● **Job**
Write out, precisely and in full, each line of the material.

● **Supplied data**

..........

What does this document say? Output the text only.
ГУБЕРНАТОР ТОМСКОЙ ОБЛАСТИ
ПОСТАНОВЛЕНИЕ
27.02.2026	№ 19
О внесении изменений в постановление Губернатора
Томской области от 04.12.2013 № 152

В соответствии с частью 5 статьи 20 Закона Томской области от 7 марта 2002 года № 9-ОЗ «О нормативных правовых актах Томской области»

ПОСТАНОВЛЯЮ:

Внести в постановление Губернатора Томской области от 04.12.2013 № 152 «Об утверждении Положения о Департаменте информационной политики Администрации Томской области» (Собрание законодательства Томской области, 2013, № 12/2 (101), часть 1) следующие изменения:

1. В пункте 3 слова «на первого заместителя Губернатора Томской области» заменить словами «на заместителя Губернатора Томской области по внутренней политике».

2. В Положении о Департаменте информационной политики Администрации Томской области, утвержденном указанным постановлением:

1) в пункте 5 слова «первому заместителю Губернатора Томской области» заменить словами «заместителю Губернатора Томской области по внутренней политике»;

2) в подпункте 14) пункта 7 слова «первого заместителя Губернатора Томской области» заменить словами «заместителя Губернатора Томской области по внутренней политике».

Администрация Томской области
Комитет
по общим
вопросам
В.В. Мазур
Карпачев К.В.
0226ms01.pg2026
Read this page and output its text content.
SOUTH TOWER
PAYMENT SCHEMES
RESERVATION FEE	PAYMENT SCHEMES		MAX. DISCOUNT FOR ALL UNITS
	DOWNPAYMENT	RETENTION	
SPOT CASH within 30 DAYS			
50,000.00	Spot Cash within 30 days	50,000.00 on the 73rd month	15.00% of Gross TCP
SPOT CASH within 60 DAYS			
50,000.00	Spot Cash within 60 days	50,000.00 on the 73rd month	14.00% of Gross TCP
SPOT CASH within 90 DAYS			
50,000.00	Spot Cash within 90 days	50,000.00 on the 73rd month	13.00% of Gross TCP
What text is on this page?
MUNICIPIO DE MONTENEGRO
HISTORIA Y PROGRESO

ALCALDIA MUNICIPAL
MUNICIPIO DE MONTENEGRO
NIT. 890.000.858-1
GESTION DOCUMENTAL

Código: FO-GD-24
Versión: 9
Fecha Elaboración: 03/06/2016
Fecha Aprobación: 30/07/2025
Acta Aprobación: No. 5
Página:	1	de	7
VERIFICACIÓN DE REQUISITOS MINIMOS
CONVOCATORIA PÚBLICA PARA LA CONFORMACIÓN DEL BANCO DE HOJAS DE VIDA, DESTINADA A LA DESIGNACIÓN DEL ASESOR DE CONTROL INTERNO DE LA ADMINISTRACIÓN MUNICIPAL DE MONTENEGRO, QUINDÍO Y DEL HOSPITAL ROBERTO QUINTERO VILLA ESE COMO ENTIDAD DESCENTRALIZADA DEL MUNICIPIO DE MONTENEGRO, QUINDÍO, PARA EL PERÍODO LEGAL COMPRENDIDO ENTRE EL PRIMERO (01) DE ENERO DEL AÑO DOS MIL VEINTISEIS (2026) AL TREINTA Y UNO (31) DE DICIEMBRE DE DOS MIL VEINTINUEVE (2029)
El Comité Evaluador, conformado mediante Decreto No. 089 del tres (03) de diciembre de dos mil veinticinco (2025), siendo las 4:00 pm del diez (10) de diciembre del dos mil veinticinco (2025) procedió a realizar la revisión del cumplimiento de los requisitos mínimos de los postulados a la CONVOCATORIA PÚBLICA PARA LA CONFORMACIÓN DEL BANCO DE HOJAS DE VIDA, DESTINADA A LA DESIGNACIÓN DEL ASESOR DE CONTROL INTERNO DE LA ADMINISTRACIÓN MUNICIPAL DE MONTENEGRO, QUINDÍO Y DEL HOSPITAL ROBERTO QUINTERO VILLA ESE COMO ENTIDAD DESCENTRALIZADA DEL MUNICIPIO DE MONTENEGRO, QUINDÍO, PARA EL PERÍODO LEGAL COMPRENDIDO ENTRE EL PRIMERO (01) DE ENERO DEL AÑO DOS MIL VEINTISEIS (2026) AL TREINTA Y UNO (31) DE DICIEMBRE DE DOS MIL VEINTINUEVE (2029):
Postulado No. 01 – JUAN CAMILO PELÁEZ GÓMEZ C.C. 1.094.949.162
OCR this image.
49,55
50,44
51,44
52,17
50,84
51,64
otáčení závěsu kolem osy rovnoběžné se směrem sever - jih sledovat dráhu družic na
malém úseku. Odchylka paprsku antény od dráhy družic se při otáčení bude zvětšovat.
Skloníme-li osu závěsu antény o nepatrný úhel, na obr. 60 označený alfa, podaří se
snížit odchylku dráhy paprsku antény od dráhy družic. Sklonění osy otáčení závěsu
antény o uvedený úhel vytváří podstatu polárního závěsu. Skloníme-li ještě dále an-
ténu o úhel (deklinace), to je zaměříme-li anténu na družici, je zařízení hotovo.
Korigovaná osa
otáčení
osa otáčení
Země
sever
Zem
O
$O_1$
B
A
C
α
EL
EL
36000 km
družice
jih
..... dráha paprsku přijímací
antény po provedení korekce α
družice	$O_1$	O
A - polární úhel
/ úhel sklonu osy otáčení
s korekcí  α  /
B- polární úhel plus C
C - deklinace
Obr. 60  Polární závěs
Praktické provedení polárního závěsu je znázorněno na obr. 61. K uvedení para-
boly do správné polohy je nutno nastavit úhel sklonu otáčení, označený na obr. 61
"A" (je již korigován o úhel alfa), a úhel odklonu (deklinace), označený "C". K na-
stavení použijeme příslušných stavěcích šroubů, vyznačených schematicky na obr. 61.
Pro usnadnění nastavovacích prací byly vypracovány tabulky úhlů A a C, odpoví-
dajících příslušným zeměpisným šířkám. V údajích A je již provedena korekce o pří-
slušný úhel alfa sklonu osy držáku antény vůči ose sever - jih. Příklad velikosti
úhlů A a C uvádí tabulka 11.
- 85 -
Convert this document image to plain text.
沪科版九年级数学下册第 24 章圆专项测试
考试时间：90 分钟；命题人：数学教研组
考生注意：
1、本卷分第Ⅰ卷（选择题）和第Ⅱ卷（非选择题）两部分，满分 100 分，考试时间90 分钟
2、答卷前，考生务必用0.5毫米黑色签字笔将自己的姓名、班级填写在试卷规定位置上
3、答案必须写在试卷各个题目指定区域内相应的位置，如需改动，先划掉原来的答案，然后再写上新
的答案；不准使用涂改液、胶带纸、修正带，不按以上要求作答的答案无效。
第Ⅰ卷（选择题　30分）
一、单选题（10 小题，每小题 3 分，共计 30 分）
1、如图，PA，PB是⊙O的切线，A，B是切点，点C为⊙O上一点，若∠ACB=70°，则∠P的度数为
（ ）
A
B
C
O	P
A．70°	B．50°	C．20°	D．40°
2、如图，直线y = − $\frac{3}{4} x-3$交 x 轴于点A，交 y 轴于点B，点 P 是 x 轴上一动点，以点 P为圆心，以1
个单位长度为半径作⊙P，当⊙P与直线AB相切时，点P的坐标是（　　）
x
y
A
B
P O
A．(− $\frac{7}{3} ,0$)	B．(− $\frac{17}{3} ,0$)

..........

● **Exercise output**
What does this document say? Output the text only.
ГУБЕРНАТОР ТОМСКОЙ ОБЛАСТИ
ПОСТАНОВЛЕНИЕ
27.02.2026	№ 19
О внесении изменений в постановление Губернатора
Томской области от 04.12.2013 № 152

В соответствии с частью 5 статьи 20 Закона Томской области от 7 марта 2002 года № 9-ОЗ «О нормативных правовых актах Томской области»

ПОСТАНОВЛЯЮ:

Внести в постановление Губернатора Томской области от 04.12.2013 № 152 «Об утверждении Положения о Департаменте информационной политики Администрации Томской области» (Собрание законодательства Томской области, 2013, № 12/2 (101), часть 1) следующие изменения:

1. В пункте 3 слова «на первого заместителя Губернатора Томской области» заменить словами «на заместителя Губернатора Томской области по внутренней политике».

2. В Положении о Департаменте информационной политики Администрации Томской области, утвержденном указанным постановлением:

1) в пункте 5 слова «первому заместителю Губернатора Томской области» заменить словами «заместителю Губернатора Томской области по внутренней политике»;

2) в подпункте 14) пункта 7 слова «первого заместителя Губернатора Томской области» заменить словами «заместителя Губернатора Томской области по внутренней политике».

Администрация Томской области
Комитет
по общим
вопросам
В.В. Мазур
Карпачев К.В.
0226ms01.pg2026
Read this page and output its text content.
SOUTH TOWER
PAYMENT SCHEMES
RESERVATION FEE	PAYMENT SCHEMES		MAX. DISCOUNT FOR ALL UNITS
	DOWNPAYMENT	RETENTION	
SPOT CASH within 30 DAYS			
50,000.00	Spot Cash within 30 days	50,000.00 on the 73rd month	15.00% of Gross TCP
SPOT CASH within 60 DAYS			
50,000.00	Spot Cash within 60 days	50,000.00 on the 73rd month	14.00% of Gross TCP
SPOT CASH within 90 DAYS			
50,000.00	Spot Cash within 90 days	50,000.00 on the 73rd month	13.00% of Gross TCP
What text is on this page?
MUNICIPIO DE MONTENEGRO
HISTORIA Y PROGRESO

ALCALDIA MUNICIPAL
MUNICIPIO DE MONTENEGRO
NIT. 890.000.858-1
GESTION DOCUMENTAL

Código: FO-GD-24
Versión: 9
Fecha Elaboración: 03/06/2016
Fecha Aprobación: 30/07/2025
Acta Aprobación: No. 5
Página:	1	de	7
VERIFICACIÓN DE REQUISITOS MINIMOS
CONVOCATORIA PÚBLICA PARA LA CONFORMACIÓN DEL BANCO DE HOJAS DE VIDA, DESTINADA A LA DESIGNACIÓN DEL ASESOR DE CONTROL INTERNO DE LA ADMINISTRACIÓN MUNICIPAL DE MONTENEGRO, QUINDÍO Y DEL HOSPITAL ROBERTO QUINTERO VILLA ESE COMO ENTIDAD DESCENTRALIZADA DEL MUNICIPIO DE MONTENEGRO, QUINDÍO, PARA EL PERÍODO LEGAL COMPRENDIDO ENTRE EL PRIMERO (01) DE ENERO DEL AÑO DOS MIL VEINTISEIS (2026) AL TREINTA Y UNO (31) DE DICIEMBRE DE DOS MIL VEINTINUEVE (2029)
El Comité Evaluador, conformado mediante Decreto No. 089 del tres (03) de diciembre de dos mil veinticinco (2025), siendo las 4:00 pm del diez (10) de diciembre del dos mil veinticinco (2025) procedió a realizar la revisión del cumplimiento de los requisitos mínimos de los postulados a la CONVOCATORIA PÚBLICA PARA LA CONFORMACIÓN DEL BANCO DE HOJAS DE VIDA, DESTINADA A LA DESIGNACIÓN DEL ASESOR DE CONTROL INTERNO DE LA ADMINISTRACIÓN MUNICIPAL DE MONTENEGRO, QUINDÍO Y DEL HOSPITAL ROBERTO QUINTERO VILLA ESE COMO ENTIDAD DESCENTRALIZADA DEL MUNICIPIO DE MONTENEGRO, QUINDÍO, PARA EL PERÍODO LEGAL COMPRENDIDO ENTRE EL PRIMERO (01) DE ENERO DEL AÑO DOS MIL VEINTISEIS (2026) AL TREINTA Y UNO (31) DE DICIEMBRE DE DOS MIL VEINTINUEVE (2029):
Postulado No. 01 – JUAN CAMILO PELÁEZ GÓMEZ C.C. 1.094.949.162
OCR this image.
49,55
50,44
51,44
52,17
50,84
51,64
otáčení závěsu kolem osy rovnoběžné se směrem sever - jih sledovat dráhu družic na
malém úseku. Odchylka paprsku antény od dráhy družic se při otáčení bude zvětšovat.
Skloníme-li osu závěsu antény o nepatrný úhel, na obr. 60 označený alfa, podaří se
snížit odchylku dráhy paprsku antény od dráhy družic. Sklonění osy otáčení závěsu
antény o uvedený úhel vytváří podstatu polárního závěsu. Skloníme-li ještě dále an-
ténu o úhel (deklinace), to je zaměříme-li anténu na družici, je zařízení hotovo.
Korigovaná osa
otáčení
osa otáčení
Země
sever
Zem
O
$O_1$
B
A
C
α
EL
EL
36000 km
družice
jih
..... dráha paprsku přijímací
antény po provedení korekce α
družice	$O_1$	O
A - polární úhel
/ úhel sklonu osy otáčení
s korekcí  α  /
B- polární úhel plus C
C - deklinace
Obr. 60  Polární závěs
Praktické provedení polárního závěsu je znázorněno na obr. 61. K uvedení para-
boly do správné polohy je nutno nastavit úhel sklonu otáčení, označený na obr. 61
"A" (je již korigován o úhel alfa), a úhel odklonu (deklinace), označený "C". K na-
stavení použijeme příslušných stavěcích šroubů, vyznačených schematicky na obr. 61.
Pro usnadnění nastavovacích prací byly vypracovány tabulky úhlů A a C, odpoví-
dajících příslušným zeměpisným šířkám. V údajích A je již provedena korekce o pří-
slušný úhel alfa sklonu osy držáku antény vůči ose sever - jih. Příklad velikosti
úhlů A a C uvádí tabulka 11.
- 85 -
Convert this document image to plain text.
沪科版九年级数学下册第 24 章圆专项测试
考试时间：90 分钟；命题人：数学教研组
考生注意：
1、本卷分第Ⅰ卷（选择题）和第Ⅱ卷（非选择题）两部分，满分 100 分，考试时间90 分钟
2、答卷前，考生务必用0.5毫米黑色签字笔将自己的姓名、班级填写在试卷规定位置上
3、答案必须写在试卷各个题目指定区域内相应的位置，如需改动，先划掉原来的答案，然后再写上新
的答案；不准使用涂改液、胶带纸、修正带，不按以上要求作答的答案无效。
第Ⅰ卷（选择题　30分）
一、单选题（10 小题，每小题 3 分，共计 30 分）
1、如图，PA，PB是⊙O的切线，A，B是切点，点C为⊙O上一点，若∠ACB=70°，则∠P的度数为
（ ）
A
B
C
O	P
A．70°	B．50°	C．20°	D．40°
2、如图，直线y = − $\frac{3}{4} x-3$交 x 轴于点A，交 y 轴于点B，点 P 是 x 轴上一动点，以点 P为圆心，以1
个单位长度为半径作⊙P，当⊙P与直线AB相切时，点P的坐标是（　　）
x
y
A
B
P O
A．(− $\frac{7}{3} ,0$)	B．(− $\frac{17}{3} ,0$)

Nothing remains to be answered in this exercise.